Return the records in full, exactly as given.

_RECORD LIST:_
------------------------------------------------------------
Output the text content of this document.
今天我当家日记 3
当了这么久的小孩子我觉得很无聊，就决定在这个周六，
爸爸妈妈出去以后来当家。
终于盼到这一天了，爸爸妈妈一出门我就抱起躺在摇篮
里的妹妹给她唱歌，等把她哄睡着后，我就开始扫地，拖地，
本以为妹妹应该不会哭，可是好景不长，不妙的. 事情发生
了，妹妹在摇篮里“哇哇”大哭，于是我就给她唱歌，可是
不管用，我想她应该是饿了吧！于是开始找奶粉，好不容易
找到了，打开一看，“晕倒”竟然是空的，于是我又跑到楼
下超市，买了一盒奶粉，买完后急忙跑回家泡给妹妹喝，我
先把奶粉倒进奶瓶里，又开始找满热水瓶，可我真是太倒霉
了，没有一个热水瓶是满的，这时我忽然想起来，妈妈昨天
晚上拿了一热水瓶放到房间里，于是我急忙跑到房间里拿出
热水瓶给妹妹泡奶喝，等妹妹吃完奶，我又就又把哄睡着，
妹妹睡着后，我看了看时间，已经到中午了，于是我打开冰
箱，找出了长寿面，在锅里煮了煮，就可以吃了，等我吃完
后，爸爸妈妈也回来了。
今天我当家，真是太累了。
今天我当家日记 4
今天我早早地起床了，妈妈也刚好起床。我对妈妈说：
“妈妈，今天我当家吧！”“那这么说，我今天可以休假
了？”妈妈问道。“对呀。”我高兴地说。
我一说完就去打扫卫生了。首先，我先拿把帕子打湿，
------------------------------------------------------------
_TASK SOLUTION:_
Output the text content of this document.
今天我当家日记 3
当了这么久的小孩子我觉得很无聊，就决定在这个周六，
爸爸妈妈出去以后来当家。
终于盼到这一天了，爸爸妈妈一出门我就抱起躺在摇篮
里的妹妹给她唱歌，等把她哄睡着后，我就开始扫地，拖地，
本以为妹妹应该不会哭，可是好景不长，不妙的. 事情发生
了，妹妹在摇篮里“哇哇”大哭，于是我就给她唱歌，可是
不管用，我想她应该是饿了吧！于是开始找奶粉，好不容易
找到了，打开一看，“晕倒”竟然是空的，于是我又跑到楼
下超市，买了一盒奶粉，买完后急忙跑回家泡给妹妹喝，我
先把奶粉倒进奶瓶里，又开始找满热水瓶，可我真是太倒霉
了，没有一个热水瓶是满的，这时我忽然想起来，妈妈昨天
晚上拿了一热水瓶放到房间里，于是我急忙跑到房间里拿出
热水瓶给妹妹泡奶喝，等妹妹吃完奶，我又就又把哄睡着，
妹妹睡着后，我看了看时间，已经到中午了，于是我打开冰
箱，找出了长寿面，在锅里煮了煮，就可以吃了，等我吃完
后，爸爸妈妈也回来了。
今天我当家，真是太累了。
今天我当家日记 4
今天我早早地起床了，妈妈也刚好起床。我对妈妈说：
“妈妈，今天我当家吧！”“那这么说，我今天可以休假
了？”妈妈问道。“对呀。”我高兴地说。
我一说完就去打扫卫生了。首先，我先拿把帕子打湿，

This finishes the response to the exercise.